* [Ausgangstext]:
═══
# taz.de -- Debatte im Berliner Abgeordnetenhaus: Abschied vom Rechtsstaat?
       
       > Für Grüne und Linke öffnet das neue Polizeigesetz die Tür zum
       > Überwachungsstaat. CDU und SPD hingegen halten erweiterte Kompetenzen für
       > unabdingbar.
       
 (IMG) Bild: Polizeibeamte laufen am Kottbusser Tor in Berlin-Kreuzberg zu einer Personenüberprüfung, am 10.10.2025
       
       Überwachungsstaat versus nötige Anpassung an neue Bedrohungen und
       Möglichkeiten: Weit, sehr weit sind am Donnerstag im Abgeordnetenhaus die
       Einschätzungen zum überarbeiteten Polizeigesetz auseinandergegangen. Wo die
       CDU fragte, wer das eigentlich ernstlich ablehnen könne, sahen Grüne und
       Linkspartei quasi das Tor zur Überwachungshölle geöffnet. Nach kontroverser
       Debatte ist der seit Monaten diskutierte Gesetzesentwurf nun mit Stimmen
       von CDU und SPD beschlossen – und jenen der AfD, die sich noch mehr
       Möglichkeiten zur Kriminalitätsbekämpfung wünschte.
═══
* [Arbeitsauftrag]: Kopieren Sie eine Passage aus dem Ausgangstext unverändert. Beginnen Sie bei der Stelle mit „(IMG) Bild: Polizeibeamte“ und enden Sie nach „zur Kriminalitätsbekämpfung wünschte.“. Die nachstehenden Zeilen stehen in keinem Zusammenhang mit dem Ausgangstext.

* [Vorliegende Angaben]:
═══
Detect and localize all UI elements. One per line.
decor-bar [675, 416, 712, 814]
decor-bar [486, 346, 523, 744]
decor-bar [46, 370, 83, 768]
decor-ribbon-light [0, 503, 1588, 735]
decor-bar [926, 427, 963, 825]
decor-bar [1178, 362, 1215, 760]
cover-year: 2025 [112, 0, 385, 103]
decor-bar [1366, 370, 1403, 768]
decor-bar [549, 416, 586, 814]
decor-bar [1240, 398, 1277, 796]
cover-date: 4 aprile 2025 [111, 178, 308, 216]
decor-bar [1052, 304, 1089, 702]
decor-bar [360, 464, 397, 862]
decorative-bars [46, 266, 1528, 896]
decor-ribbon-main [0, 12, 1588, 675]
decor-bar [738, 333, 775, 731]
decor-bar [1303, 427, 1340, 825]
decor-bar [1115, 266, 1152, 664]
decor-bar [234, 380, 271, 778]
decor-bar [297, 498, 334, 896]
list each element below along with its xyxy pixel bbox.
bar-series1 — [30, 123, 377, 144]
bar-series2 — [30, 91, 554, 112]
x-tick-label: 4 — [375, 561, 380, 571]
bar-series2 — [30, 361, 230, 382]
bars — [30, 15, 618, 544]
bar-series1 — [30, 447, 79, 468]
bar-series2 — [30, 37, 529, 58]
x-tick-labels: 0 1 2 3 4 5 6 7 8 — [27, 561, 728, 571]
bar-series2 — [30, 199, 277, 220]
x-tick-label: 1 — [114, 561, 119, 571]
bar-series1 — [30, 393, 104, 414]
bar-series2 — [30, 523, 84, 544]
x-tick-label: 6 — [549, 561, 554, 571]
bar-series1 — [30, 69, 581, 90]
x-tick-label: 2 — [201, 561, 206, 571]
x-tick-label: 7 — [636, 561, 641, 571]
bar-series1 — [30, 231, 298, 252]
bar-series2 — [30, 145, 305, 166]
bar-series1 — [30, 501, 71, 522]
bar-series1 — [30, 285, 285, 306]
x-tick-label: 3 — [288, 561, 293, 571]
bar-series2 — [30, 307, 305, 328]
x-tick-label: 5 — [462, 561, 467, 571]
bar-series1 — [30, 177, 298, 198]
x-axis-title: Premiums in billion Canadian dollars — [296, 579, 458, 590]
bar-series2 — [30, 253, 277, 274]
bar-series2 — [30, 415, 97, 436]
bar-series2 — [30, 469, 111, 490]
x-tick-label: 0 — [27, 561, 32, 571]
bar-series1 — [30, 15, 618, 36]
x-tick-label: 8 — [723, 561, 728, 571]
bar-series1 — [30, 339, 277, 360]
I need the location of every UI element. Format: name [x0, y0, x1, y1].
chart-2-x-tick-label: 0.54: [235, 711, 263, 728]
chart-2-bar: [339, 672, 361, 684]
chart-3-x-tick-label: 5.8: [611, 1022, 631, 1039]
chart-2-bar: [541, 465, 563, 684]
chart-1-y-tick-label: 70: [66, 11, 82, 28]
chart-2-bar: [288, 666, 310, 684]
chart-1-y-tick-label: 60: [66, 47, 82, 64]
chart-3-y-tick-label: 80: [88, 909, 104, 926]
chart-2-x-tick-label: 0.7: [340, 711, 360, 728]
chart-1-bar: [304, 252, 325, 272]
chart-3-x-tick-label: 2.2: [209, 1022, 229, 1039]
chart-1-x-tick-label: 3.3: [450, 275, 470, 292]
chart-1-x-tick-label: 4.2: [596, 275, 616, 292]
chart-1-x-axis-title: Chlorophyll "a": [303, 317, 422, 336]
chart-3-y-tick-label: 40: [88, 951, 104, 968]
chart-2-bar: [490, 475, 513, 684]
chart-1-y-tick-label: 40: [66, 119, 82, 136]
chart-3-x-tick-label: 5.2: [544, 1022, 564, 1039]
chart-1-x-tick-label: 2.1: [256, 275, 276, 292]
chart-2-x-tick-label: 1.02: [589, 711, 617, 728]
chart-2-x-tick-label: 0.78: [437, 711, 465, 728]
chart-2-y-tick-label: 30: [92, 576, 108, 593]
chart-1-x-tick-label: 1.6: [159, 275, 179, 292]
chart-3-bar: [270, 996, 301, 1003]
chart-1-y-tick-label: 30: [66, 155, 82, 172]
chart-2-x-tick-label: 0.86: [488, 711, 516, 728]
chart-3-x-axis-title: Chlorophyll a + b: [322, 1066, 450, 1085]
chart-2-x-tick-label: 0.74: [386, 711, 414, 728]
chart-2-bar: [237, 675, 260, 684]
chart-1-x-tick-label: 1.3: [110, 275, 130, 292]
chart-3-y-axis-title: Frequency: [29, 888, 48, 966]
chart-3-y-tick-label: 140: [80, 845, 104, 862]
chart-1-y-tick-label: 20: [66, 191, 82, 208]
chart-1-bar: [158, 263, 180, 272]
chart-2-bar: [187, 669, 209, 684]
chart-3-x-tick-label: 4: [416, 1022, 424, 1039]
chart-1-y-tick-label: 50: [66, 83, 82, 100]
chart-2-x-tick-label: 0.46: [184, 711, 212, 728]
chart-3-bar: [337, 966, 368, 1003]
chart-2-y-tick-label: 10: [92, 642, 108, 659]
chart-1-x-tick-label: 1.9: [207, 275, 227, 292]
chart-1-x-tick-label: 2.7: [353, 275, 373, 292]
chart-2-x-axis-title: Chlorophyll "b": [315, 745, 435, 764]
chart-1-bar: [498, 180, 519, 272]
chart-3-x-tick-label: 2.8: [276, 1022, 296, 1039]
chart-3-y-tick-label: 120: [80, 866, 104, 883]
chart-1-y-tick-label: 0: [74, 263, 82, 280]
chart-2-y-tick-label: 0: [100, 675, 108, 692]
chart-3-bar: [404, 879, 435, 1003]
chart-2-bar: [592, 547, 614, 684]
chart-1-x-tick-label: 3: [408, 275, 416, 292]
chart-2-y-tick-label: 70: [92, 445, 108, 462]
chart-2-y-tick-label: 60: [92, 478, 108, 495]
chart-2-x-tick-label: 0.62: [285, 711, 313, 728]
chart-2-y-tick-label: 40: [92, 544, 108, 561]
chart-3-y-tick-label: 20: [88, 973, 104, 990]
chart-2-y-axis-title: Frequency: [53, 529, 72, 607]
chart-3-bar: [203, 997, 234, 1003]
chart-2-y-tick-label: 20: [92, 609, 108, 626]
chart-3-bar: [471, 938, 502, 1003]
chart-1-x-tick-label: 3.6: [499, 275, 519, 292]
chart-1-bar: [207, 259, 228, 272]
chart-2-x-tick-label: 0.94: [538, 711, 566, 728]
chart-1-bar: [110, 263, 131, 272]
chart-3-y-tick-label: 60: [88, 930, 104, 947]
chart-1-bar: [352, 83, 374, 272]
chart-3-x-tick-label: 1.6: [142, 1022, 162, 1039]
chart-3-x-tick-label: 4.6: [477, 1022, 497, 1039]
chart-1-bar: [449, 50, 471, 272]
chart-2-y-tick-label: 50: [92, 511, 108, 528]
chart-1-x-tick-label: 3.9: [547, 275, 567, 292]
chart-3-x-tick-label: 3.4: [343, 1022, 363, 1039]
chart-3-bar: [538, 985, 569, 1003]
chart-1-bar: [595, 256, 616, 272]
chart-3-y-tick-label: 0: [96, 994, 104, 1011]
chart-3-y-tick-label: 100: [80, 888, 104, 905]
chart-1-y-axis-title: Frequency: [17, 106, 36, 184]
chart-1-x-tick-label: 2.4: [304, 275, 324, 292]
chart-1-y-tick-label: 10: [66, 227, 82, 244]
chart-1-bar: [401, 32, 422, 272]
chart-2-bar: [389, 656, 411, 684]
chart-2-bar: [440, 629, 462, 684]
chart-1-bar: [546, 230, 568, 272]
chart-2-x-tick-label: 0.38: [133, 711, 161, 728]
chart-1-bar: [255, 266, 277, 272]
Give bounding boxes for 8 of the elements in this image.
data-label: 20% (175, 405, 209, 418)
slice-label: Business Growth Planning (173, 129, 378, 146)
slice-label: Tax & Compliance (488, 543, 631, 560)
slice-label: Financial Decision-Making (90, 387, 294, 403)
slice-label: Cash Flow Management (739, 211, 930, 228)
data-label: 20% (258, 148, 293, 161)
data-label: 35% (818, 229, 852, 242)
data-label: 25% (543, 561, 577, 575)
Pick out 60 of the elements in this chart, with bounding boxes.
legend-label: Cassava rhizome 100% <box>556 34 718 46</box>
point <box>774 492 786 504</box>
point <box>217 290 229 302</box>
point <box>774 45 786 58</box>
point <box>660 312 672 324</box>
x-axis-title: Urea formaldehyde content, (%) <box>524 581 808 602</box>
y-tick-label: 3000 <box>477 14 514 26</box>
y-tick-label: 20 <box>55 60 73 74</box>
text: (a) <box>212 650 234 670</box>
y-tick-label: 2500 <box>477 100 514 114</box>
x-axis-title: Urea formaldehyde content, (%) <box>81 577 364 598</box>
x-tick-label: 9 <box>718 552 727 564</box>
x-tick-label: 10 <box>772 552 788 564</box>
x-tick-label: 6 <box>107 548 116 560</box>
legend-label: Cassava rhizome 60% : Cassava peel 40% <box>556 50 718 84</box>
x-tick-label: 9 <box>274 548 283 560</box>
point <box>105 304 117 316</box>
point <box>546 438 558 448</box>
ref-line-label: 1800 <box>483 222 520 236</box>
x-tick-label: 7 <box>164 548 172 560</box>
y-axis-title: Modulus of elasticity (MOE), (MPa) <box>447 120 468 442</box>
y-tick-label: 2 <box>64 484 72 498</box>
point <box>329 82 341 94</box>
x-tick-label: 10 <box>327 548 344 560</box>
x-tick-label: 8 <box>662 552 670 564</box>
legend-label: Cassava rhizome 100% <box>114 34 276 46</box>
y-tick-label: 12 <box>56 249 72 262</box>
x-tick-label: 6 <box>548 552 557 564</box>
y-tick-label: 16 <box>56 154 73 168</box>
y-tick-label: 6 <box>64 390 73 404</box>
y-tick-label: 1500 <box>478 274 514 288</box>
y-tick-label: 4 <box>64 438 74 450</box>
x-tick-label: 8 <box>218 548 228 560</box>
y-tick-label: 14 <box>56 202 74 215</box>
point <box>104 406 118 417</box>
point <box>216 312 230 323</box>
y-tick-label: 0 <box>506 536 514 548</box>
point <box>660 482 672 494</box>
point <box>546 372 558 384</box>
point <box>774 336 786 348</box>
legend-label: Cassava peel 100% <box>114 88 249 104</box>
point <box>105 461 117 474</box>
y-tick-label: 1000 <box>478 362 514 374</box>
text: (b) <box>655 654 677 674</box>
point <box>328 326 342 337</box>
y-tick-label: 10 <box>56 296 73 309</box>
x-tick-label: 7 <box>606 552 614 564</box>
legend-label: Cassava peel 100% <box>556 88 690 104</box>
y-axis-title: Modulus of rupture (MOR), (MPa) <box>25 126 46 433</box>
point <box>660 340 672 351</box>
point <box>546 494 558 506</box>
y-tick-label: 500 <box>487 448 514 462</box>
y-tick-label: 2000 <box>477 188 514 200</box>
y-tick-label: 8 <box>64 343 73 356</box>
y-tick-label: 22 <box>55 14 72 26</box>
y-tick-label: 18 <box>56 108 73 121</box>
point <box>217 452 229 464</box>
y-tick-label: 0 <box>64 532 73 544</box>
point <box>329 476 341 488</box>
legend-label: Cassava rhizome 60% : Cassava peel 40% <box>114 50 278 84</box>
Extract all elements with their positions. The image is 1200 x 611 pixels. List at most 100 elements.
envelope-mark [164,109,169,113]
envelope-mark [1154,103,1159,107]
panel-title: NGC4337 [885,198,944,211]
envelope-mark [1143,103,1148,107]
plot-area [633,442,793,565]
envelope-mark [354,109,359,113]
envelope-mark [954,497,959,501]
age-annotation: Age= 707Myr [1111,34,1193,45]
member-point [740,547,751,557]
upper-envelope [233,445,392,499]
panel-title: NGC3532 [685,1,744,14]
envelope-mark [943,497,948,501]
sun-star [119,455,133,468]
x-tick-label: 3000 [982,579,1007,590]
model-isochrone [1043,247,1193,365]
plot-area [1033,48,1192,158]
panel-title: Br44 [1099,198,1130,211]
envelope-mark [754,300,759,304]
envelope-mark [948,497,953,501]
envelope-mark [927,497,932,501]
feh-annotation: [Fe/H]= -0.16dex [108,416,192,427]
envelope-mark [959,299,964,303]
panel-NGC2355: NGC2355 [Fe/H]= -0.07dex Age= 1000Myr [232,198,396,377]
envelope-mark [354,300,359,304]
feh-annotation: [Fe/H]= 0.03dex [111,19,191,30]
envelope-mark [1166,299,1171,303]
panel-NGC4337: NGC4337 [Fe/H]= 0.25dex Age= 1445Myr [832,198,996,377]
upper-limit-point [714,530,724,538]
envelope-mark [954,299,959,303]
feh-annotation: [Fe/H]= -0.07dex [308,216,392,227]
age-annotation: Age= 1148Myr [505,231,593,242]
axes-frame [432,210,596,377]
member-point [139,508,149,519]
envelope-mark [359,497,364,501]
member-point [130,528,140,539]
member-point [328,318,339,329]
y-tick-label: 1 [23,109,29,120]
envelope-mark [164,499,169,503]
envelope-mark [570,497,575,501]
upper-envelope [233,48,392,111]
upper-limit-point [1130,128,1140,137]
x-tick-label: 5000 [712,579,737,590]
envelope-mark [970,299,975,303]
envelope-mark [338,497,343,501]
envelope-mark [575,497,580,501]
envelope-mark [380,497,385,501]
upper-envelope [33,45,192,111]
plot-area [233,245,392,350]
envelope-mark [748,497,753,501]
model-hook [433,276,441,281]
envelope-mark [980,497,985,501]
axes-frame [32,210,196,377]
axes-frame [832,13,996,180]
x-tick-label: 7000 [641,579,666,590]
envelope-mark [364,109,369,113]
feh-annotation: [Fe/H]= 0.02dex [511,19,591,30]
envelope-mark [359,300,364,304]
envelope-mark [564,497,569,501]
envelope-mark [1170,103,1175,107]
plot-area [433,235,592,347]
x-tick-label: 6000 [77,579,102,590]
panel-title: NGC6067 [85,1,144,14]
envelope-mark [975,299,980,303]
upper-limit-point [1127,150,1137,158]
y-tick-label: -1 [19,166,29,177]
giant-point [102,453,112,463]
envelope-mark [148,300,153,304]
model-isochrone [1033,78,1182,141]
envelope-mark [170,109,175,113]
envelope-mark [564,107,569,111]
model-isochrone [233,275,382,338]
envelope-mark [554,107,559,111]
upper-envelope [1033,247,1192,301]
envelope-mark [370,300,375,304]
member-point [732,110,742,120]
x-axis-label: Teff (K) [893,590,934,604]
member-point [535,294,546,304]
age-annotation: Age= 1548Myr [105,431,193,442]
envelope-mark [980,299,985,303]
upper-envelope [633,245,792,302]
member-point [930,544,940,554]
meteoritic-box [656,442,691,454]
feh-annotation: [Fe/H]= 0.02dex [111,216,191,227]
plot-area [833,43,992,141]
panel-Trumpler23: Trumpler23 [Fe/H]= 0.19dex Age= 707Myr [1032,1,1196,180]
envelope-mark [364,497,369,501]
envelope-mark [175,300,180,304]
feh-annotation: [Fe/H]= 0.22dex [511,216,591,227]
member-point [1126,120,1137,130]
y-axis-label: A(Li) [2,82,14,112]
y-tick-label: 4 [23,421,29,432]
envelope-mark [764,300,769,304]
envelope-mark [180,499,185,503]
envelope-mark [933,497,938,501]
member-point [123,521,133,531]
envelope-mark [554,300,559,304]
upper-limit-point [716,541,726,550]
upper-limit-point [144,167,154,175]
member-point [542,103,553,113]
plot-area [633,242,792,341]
═══
* [Lösung]:
(IMG) Bild: Polizeibeamte laufen am Kottbusser Tor in Berlin-Kreuzberg zu einer Personenüberprüfung, am 10.10.2025
       
       Überwachungsstaat versus nötige Anpassung an neue Bedrohungen und
       Möglichkeiten: Weit, sehr weit sind am Donnerstag im Abgeordnetenhaus die
       Einschätzungen zum überarbeiteten Polizeigesetz auseinandergegangen. Wo die
       CDU fragte, wer das eigentlich ernstlich ablehnen könne, sahen Grüne und
       Linkspartei quasi das Tor zur Überwachungshölle geöffnet. Nach kontroverser
       Debatte ist der seit Monaten diskutierte Gesetzesentwurf nun mit Stimmen
       von CDU und SPD beschlossen – und jenen der AfD, die sich noch mehr
       Möglichkeiten zur Kriminalitätsbekämpfung wünschte.